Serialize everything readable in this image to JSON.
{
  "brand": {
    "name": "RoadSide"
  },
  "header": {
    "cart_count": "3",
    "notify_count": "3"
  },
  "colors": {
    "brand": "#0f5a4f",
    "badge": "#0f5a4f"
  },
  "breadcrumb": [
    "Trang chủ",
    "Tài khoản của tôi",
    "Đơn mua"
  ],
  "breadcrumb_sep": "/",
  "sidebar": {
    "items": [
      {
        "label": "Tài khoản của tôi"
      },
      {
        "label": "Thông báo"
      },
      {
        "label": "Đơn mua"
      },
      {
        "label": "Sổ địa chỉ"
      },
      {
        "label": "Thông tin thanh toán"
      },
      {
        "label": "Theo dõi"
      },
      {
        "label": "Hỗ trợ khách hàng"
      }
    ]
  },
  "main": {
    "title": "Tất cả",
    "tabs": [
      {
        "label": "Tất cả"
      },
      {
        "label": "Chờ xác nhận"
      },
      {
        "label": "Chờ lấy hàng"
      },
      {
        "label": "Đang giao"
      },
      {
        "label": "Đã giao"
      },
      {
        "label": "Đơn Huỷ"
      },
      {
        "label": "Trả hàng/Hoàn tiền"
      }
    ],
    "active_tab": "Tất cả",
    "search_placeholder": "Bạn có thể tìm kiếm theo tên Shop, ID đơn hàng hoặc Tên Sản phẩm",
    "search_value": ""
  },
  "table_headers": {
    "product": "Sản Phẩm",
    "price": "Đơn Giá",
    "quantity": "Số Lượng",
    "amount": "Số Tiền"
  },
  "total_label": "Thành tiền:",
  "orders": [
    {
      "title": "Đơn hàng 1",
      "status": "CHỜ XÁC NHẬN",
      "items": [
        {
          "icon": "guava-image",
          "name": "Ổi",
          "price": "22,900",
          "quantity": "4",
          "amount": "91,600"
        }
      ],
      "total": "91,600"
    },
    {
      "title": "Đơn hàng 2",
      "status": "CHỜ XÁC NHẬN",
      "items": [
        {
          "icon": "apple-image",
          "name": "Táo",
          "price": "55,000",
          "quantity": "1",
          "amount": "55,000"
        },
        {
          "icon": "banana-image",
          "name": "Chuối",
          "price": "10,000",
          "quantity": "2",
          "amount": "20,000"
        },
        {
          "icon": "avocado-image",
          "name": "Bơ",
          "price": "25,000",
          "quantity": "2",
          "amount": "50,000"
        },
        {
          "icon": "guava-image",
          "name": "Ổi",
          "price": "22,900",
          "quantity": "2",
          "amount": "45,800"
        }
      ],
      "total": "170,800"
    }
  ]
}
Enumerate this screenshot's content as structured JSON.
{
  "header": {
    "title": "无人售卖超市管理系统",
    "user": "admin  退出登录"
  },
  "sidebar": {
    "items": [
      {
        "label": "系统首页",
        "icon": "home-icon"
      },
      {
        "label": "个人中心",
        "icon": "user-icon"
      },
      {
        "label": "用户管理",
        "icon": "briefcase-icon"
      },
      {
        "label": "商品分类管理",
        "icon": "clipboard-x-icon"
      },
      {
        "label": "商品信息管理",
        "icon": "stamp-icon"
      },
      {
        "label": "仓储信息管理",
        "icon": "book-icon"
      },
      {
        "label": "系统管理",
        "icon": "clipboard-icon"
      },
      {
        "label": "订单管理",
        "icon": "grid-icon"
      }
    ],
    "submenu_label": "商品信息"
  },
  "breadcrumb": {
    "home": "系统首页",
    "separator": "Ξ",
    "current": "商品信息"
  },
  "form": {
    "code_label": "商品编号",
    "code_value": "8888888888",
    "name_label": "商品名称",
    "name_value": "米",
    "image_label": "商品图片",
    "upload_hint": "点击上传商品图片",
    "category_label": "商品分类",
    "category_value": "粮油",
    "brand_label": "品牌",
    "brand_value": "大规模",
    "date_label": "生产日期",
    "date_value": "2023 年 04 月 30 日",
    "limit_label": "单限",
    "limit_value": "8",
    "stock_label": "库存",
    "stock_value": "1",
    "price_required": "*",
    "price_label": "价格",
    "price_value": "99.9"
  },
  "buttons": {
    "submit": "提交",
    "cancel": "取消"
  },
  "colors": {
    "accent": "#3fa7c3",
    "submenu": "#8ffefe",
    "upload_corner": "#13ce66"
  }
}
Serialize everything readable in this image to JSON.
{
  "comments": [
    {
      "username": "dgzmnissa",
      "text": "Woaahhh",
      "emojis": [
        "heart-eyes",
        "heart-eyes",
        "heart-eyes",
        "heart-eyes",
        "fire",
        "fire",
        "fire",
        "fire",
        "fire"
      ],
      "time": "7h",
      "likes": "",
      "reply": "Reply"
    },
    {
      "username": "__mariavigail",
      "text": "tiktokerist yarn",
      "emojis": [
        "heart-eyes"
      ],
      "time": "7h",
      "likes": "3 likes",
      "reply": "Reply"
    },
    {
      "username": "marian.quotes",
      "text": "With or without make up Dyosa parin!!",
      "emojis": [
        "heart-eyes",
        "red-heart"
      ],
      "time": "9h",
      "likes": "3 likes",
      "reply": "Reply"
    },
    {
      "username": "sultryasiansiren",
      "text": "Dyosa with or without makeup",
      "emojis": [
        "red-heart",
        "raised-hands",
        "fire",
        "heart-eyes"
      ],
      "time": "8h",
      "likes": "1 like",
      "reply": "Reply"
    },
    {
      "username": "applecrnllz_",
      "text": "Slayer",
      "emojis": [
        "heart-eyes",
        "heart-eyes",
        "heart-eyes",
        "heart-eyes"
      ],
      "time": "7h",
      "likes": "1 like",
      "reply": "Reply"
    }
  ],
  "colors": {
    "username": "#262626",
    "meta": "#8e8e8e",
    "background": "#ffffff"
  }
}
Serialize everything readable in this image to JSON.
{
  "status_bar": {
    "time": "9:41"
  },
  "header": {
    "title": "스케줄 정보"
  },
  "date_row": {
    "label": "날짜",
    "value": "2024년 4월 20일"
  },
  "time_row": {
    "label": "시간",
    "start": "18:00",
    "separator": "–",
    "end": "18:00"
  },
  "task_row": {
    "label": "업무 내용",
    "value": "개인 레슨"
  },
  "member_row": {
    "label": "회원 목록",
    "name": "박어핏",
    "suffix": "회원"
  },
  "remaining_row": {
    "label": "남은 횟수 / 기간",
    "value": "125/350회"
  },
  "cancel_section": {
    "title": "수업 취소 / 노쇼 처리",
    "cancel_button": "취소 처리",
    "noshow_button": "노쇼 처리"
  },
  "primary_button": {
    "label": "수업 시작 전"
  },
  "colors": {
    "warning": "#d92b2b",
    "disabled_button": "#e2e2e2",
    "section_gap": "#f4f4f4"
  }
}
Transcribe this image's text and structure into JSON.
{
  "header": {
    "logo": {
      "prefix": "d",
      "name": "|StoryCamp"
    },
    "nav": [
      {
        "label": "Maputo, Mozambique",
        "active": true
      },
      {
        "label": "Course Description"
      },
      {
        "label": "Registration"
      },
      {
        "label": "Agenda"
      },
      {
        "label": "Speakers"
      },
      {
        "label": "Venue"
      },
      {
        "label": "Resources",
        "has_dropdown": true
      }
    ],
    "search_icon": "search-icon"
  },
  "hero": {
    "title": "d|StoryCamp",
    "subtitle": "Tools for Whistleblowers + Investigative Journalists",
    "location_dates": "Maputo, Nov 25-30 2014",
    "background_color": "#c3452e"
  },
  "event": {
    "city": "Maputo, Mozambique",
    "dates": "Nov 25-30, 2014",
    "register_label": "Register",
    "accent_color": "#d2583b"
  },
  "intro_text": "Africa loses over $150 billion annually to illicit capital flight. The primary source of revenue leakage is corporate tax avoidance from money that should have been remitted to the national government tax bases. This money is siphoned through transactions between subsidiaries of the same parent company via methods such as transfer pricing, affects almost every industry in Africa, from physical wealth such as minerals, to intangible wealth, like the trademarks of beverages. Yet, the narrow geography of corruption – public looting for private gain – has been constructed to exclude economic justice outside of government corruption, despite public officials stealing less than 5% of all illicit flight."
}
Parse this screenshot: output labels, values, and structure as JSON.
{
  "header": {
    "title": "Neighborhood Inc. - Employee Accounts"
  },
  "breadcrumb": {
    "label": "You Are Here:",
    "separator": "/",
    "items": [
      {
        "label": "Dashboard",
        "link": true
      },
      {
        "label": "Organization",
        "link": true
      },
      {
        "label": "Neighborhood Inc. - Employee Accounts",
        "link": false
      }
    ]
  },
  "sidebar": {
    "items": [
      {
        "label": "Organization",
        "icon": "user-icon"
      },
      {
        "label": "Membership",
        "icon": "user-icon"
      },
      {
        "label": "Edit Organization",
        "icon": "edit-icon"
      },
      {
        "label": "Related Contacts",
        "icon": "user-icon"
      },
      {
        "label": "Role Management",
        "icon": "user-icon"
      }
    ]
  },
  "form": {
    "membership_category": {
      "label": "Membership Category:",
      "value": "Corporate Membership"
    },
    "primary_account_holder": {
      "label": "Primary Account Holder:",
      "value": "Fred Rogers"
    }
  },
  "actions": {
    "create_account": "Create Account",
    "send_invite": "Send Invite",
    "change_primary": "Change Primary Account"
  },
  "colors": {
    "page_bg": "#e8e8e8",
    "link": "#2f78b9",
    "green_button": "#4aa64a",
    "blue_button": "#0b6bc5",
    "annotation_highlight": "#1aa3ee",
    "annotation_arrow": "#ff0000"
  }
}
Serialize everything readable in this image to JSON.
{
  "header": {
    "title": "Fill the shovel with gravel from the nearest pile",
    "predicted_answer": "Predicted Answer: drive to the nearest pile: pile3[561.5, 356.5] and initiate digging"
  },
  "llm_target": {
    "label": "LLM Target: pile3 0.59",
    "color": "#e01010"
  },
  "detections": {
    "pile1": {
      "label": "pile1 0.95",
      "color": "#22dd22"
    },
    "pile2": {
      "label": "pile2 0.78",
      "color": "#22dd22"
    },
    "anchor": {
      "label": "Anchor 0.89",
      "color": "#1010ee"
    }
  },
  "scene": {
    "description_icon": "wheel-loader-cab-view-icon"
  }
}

####

● What you should do
Copy every line of the listing that contains the word "clipboard".

● Response to the exercise
        "icon": "clipboard-x-icon"
        "icon": "clipboard-icon"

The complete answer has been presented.